EXCERPTED DATA

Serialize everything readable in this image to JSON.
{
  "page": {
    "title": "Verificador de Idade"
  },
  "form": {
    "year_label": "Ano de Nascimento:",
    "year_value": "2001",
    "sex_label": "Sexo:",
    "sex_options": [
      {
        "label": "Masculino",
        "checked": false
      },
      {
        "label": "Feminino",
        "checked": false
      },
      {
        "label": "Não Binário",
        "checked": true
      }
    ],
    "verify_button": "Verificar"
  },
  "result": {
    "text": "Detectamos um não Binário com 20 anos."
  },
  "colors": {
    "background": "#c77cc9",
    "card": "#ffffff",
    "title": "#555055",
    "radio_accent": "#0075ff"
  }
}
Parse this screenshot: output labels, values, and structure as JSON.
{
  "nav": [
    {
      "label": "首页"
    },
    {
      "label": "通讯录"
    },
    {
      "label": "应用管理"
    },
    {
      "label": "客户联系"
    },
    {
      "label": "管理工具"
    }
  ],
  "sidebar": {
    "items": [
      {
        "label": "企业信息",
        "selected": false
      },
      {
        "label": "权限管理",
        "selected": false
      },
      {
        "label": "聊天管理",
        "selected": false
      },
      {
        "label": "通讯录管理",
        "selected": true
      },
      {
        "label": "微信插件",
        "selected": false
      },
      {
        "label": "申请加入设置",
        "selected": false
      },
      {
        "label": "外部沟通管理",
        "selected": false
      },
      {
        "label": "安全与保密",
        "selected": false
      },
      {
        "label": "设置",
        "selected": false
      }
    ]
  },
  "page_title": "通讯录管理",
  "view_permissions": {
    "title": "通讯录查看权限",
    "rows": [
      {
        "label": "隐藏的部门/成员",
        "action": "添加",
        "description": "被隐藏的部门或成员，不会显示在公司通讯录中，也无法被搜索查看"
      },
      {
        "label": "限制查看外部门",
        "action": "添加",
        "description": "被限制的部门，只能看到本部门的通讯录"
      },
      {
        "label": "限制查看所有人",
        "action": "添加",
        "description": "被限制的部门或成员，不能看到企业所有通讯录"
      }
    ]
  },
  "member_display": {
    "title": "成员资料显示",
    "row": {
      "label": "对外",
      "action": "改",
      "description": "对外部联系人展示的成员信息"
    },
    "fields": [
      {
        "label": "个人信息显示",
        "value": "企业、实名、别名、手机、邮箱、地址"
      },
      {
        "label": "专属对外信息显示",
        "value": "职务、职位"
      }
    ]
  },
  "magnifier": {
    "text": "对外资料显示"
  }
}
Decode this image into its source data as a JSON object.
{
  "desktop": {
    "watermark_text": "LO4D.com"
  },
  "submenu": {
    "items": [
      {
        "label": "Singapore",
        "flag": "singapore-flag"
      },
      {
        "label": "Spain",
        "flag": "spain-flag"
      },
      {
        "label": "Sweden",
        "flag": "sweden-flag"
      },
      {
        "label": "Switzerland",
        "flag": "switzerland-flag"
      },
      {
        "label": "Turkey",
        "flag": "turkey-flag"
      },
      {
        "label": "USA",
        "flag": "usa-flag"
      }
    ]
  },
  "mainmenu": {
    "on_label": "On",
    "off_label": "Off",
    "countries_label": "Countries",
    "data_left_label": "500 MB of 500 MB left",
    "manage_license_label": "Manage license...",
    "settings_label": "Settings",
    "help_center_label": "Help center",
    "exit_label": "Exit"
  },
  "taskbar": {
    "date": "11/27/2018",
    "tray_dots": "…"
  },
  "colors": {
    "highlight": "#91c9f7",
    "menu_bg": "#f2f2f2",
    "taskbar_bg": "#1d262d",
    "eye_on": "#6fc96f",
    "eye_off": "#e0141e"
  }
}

WORK TO DO
Output all of the data again. Match it exactly.

SOLUTION FOR THIS EXERCISE
Serialize everything readable in this image to JSON.
{
  "page": {
    "title": "Verificador de Idade"
  },
  "form": {
    "year_label": "Ano de Nascimento:",
    "year_value": "2001",
    "sex_label": "Sexo:",
    "sex_options": [
      {
        "label": "Masculino",
        "checked": false
      },
      {
        "label": "Feminino",
        "checked": false
      },
      {
        "label": "Não Binário",
        "checked": true
      }
    ],
    "verify_button": "Verificar"
  },
  "result": {
    "text": "Detectamos um não Binário com 20 anos."
  },
  "colors": {
    "background": "#c77cc9",
    "card": "#ffffff",
    "title": "#555055",
    "radio_accent": "#0075ff"
  }
}
Parse this screenshot: output labels, values, and structure as JSON.
{
  "nav": [
    {
      "label": "首页"
    },
    {
      "label": "通讯录"
    },
    {
      "label": "应用管理"
    },
    {
      "label": "客户联系"
    },
    {
      "label": "管理工具"
    }
  ],
  "sidebar": {
    "items": [
      {
        "label": "企业信息",
        "selected": false
      },
      {
        "label": "权限管理",
        "selected": false
      },
      {
        "label": "聊天管理",
        "selected": false
      },
      {
        "label": "通讯录管理",
        "selected": true
      },
      {
        "label": "微信插件",
        "selected": false
      },
      {
        "label": "申请加入设置",
        "selected": false
      },
      {
        "label": "外部沟通管理",
        "selected": false
      },
      {
        "label": "安全与保密",
        "selected": false
      },
      {
        "label": "设置",
        "selected": false
      }
    ]
  },
  "page_title": "通讯录管理",
  "view_permissions": {
    "title": "通讯录查看权限",
    "rows": [
      {
        "label": "隐藏的部门/成员",
        "action": "添加",
        "description": "被隐藏的部门或成员，不会显示在公司通讯录中，也无法被搜索查看"
      },
      {
        "label": "限制查看外部门",
        "action": "添加",
        "description": "被限制的部门，只能看到本部门的通讯录"
      },
      {
        "label": "限制查看所有人",
        "action": "添加",
        "description": "被限制的部门或成员，不能看到企业所有通讯录"
      }
    ]
  },
  "member_display": {
    "title": "成员资料显示",
    "row": {
      "label": "对外",
      "action": "改",
      "description": "对外部联系人展示的成员信息"
    },
    "fields": [
      {
        "label": "个人信息显示",
        "value": "企业、实名、别名、手机、邮箱、地址"
      },
      {
        "label": "专属对外信息显示",
        "value": "职务、职位"
      }
    ]
  },
  "magnifier": {
    "text": "对外资料显示"
  }
}
Decode this image into its source data as a JSON object.
{
  "desktop": {
    "watermark_text": "LO4D.com"
  },
  "submenu": {
    "items": [
      {
        "label": "Singapore",
        "flag": "singapore-flag"
      },
      {
        "label": "Spain",
        "flag": "spain-flag"
      },
      {
        "label": "Sweden",
        "flag": "sweden-flag"
      },
      {
        "label": "Switzerland",
        "flag": "switzerland-flag"
      },
      {
        "label": "Turkey",
        "flag": "turkey-flag"
      },
      {
        "label": "USA",
        "flag": "usa-flag"
      }
    ]
  },
  "mainmenu": {
    "on_label": "On",
    "off_label": "Off",
    "countries_label": "Countries",
    "data_left_label": "500 MB of 500 MB left",
    "manage_license_label": "Manage license...",
    "settings_label": "Settings",
    "help_center_label": "Help center",
    "exit_label": "Exit"
  },
  "taskbar": {
    "date": "11/27/2018",
    "tray_dots": "…"
  },
  "colors": {
    "highlight": "#91c9f7",
    "menu_bg": "#f2f2f2",
    "taskbar_bg": "#1d262d",
    "eye_on": "#6fc96f",
    "eye_off": "#e0141e"
  }
}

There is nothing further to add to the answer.